- [EXERCISE TASK]: All lines in which the word "JSON" occurs are to be extracted.

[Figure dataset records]

——

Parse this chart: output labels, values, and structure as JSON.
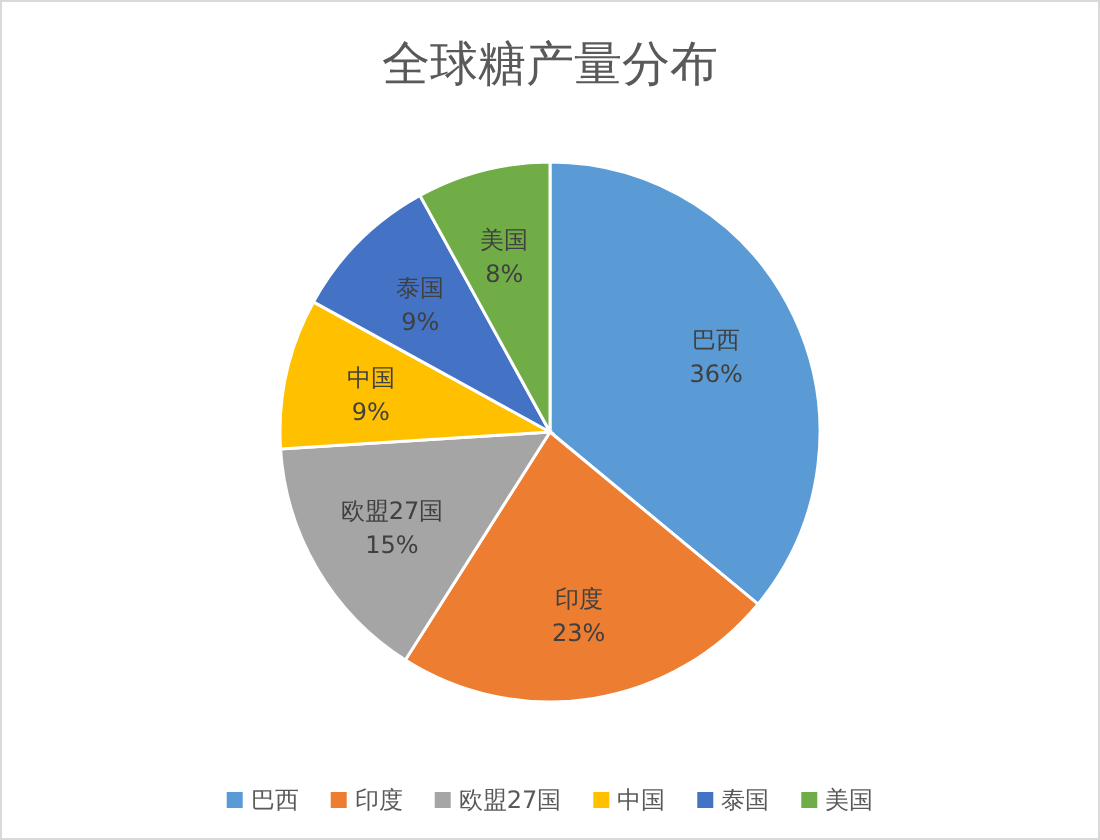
{
  "chart_data": {
    "type": "pie",
    "title": "全球糖产量分布",
    "categories": [
      "巴西",
      "印度",
      "欧盟27国",
      "中国",
      "泰国",
      "美国"
    ],
    "values": [
      36,
      23,
      15,
      9,
      9,
      8
    ],
    "colors": [
      "#5b9bd5",
      "#ed7d31",
      "#a5a5a5",
      "#ffc000",
      "#4472c4",
      "#70ad47"
    ],
    "value_labels": [
      "36%",
      "23%",
      "15%",
      "9%",
      "9%",
      "8%"
    ],
    "legend": "bottom"
  }
}
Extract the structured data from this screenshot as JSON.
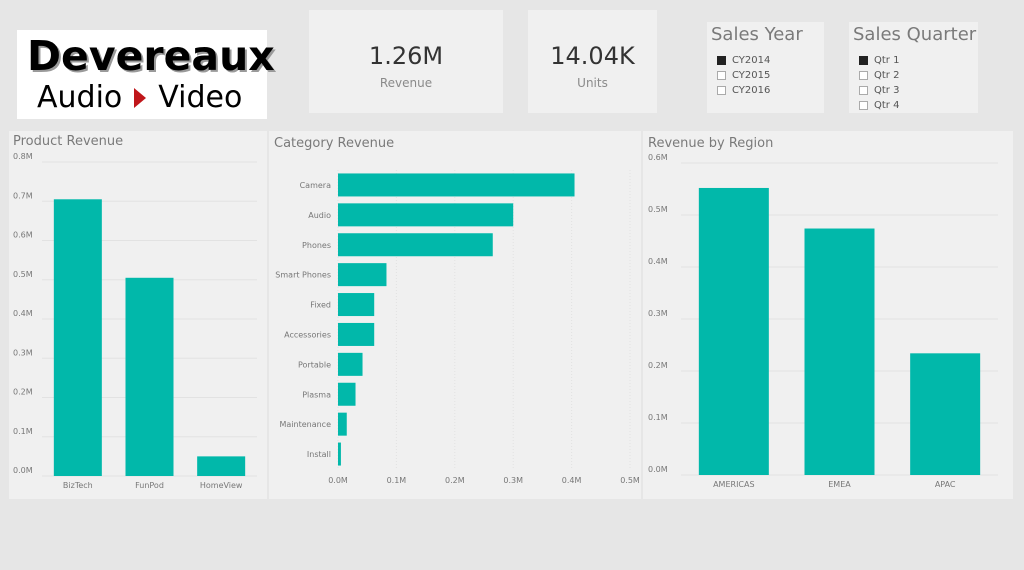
{
  "logo": {
    "line1": "Devereaux",
    "line2_left": "Audio",
    "line2_right": "Video",
    "arrow_color": "#c0161a"
  },
  "kpis": [
    {
      "value": "1.26M",
      "label": "Revenue"
    },
    {
      "value": "14.04K",
      "label": "Units"
    }
  ],
  "slicers": {
    "sales_year": {
      "title": "Sales Year",
      "items": [
        {
          "label": "CY2014",
          "checked": true
        },
        {
          "label": "CY2015",
          "checked": false
        },
        {
          "label": "CY2016",
          "checked": false
        }
      ]
    },
    "sales_quarter": {
      "title": "Sales Quarter",
      "items": [
        {
          "label": "Qtr 1",
          "checked": true
        },
        {
          "label": "Qtr 2",
          "checked": false
        },
        {
          "label": "Qtr 3",
          "checked": false
        },
        {
          "label": "Qtr 4",
          "checked": false
        }
      ]
    }
  },
  "colors": {
    "bar": "#01b8aa",
    "grid": "#e2e2e2",
    "axis_text": "#777777"
  },
  "chart_data": [
    {
      "id": "product",
      "type": "bar",
      "title": "Product Revenue",
      "categories": [
        "BizTech",
        "FunPod",
        "HomeView"
      ],
      "values": [
        0.705,
        0.505,
        0.05
      ],
      "ylim": [
        0,
        0.8
      ],
      "ticks": [
        0,
        0.1,
        0.2,
        0.3,
        0.4,
        0.5,
        0.6,
        0.7,
        0.8
      ],
      "tick_labels": [
        "0.0M",
        "0.1M",
        "0.2M",
        "0.3M",
        "0.4M",
        "0.5M",
        "0.6M",
        "0.7M",
        "0.8M"
      ],
      "xlabel": "",
      "ylabel": "",
      "grid": true
    },
    {
      "id": "category",
      "type": "bar",
      "orientation": "horizontal",
      "title": "Category Revenue",
      "categories": [
        "Camera",
        "Audio",
        "Phones",
        "Smart Phones",
        "Fixed",
        "Accessories",
        "Portable",
        "Plasma",
        "Maintenance",
        "Install"
      ],
      "values": [
        0.405,
        0.3,
        0.265,
        0.083,
        0.062,
        0.062,
        0.042,
        0.03,
        0.015,
        0.005
      ],
      "xlim": [
        0,
        0.5
      ],
      "ticks": [
        0,
        0.1,
        0.2,
        0.3,
        0.4,
        0.5
      ],
      "tick_labels": [
        "0.0M",
        "0.1M",
        "0.2M",
        "0.3M",
        "0.4M",
        "0.5M"
      ],
      "xlabel": "",
      "ylabel": "",
      "grid": true
    },
    {
      "id": "region",
      "type": "bar",
      "title": "Revenue by Region",
      "categories": [
        "AMERICAS",
        "EMEA",
        "APAC"
      ],
      "values": [
        0.552,
        0.474,
        0.234
      ],
      "ylim": [
        0,
        0.6
      ],
      "ticks": [
        0,
        0.1,
        0.2,
        0.3,
        0.4,
        0.5,
        0.6
      ],
      "tick_labels": [
        "0.0M",
        "0.1M",
        "0.2M",
        "0.3M",
        "0.4M",
        "0.5M",
        "0.6M"
      ],
      "xlabel": "",
      "ylabel": "",
      "grid": true
    }
  ]
}
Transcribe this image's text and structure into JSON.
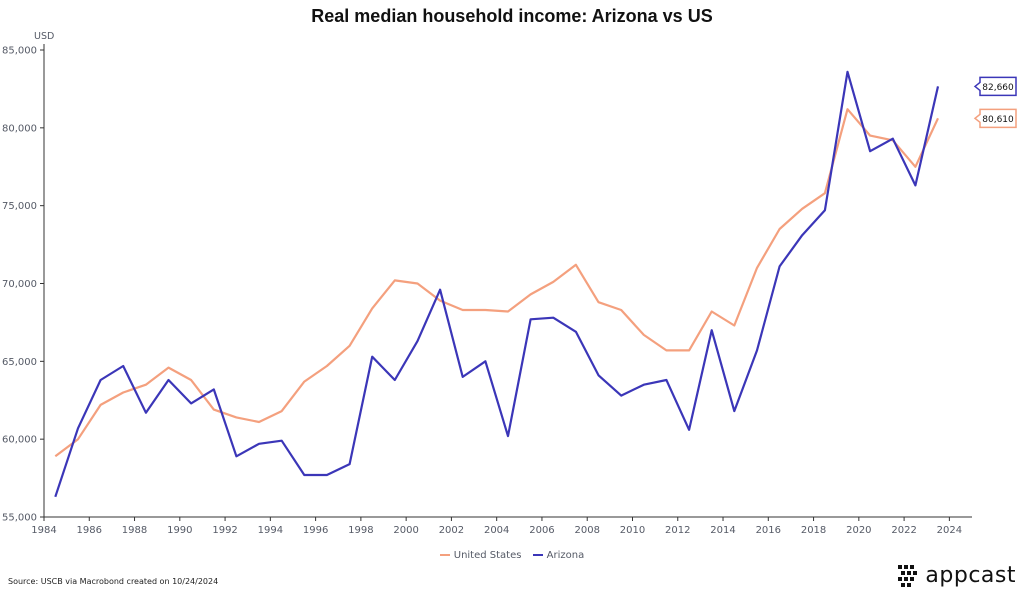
{
  "colors": {
    "us": "#f4a07e",
    "arizona": "#3b36b8",
    "axis": "#333333"
  },
  "chart_data": {
    "type": "line",
    "title": "Real median household income: Arizona vs US",
    "ylabel": "USD",
    "xlabel": "",
    "xlim": [
      1984,
      2025
    ],
    "ylim": [
      55000,
      85000
    ],
    "x_ticks": [
      1984,
      1986,
      1988,
      1990,
      1992,
      1994,
      1996,
      1998,
      2000,
      2002,
      2004,
      2006,
      2008,
      2010,
      2012,
      2014,
      2016,
      2018,
      2020,
      2022,
      2024
    ],
    "y_ticks": [
      55000,
      60000,
      65000,
      70000,
      75000,
      80000,
      85000
    ],
    "y_tick_labels": [
      "55,000",
      "60,000",
      "65,000",
      "70,000",
      "75,000",
      "80,000",
      "85,000"
    ],
    "x": [
      1984.5,
      1985.5,
      1986.5,
      1987.5,
      1988.5,
      1989.5,
      1990.5,
      1991.5,
      1992.5,
      1993.5,
      1994.5,
      1995.5,
      1996.5,
      1997.5,
      1998.5,
      1999.5,
      2000.5,
      2001.5,
      2002.5,
      2003.5,
      2004.5,
      2005.5,
      2006.5,
      2007.5,
      2008.5,
      2009.5,
      2010.5,
      2011.5,
      2012.5,
      2013.5,
      2014.5,
      2015.5,
      2016.5,
      2017.5,
      2018.5,
      2019.5,
      2020.5,
      2021.5,
      2022.5,
      2023.5
    ],
    "series": [
      {
        "name": "United States",
        "color": "#f4a07e",
        "values": [
          58900,
          60000,
          62200,
          63000,
          63500,
          64600,
          63800,
          61900,
          61400,
          61100,
          61800,
          63700,
          64700,
          66000,
          68400,
          70200,
          70000,
          68900,
          68300,
          68300,
          68200,
          69300,
          70100,
          71200,
          68800,
          68300,
          66700,
          65700,
          65700,
          68200,
          67300,
          71000,
          73500,
          74800,
          75800,
          81200,
          79500,
          79200,
          77500,
          80610
        ]
      },
      {
        "name": "Arizona",
        "color": "#3b36b8",
        "values": [
          56300,
          60700,
          63800,
          64700,
          61700,
          63800,
          62300,
          63200,
          58900,
          59700,
          59900,
          57700,
          57700,
          58400,
          65300,
          63800,
          66300,
          69600,
          64000,
          65000,
          60200,
          67700,
          67800,
          66900,
          64100,
          62800,
          63500,
          63800,
          60600,
          67000,
          61800,
          65700,
          71100,
          73100,
          74700,
          83600,
          78500,
          79300,
          76300,
          82660
        ]
      }
    ],
    "end_labels": [
      {
        "series": "Arizona",
        "text": "82,660"
      },
      {
        "series": "United States",
        "text": "80,610"
      }
    ],
    "legend": [
      "United States",
      "Arizona"
    ],
    "legend_position": "bottom-center",
    "grid": false
  },
  "footer": {
    "source": "Source: USCB via Macrobond created on 10/24/2024",
    "brand": "appcast"
  }
}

——

- [RESULT OF THE TASK]:
Parse this chart: output labels, values, and structure as JSON.
Extract the structured data from this screenshot as JSON.
Transcribe this image's text and structure into JSON.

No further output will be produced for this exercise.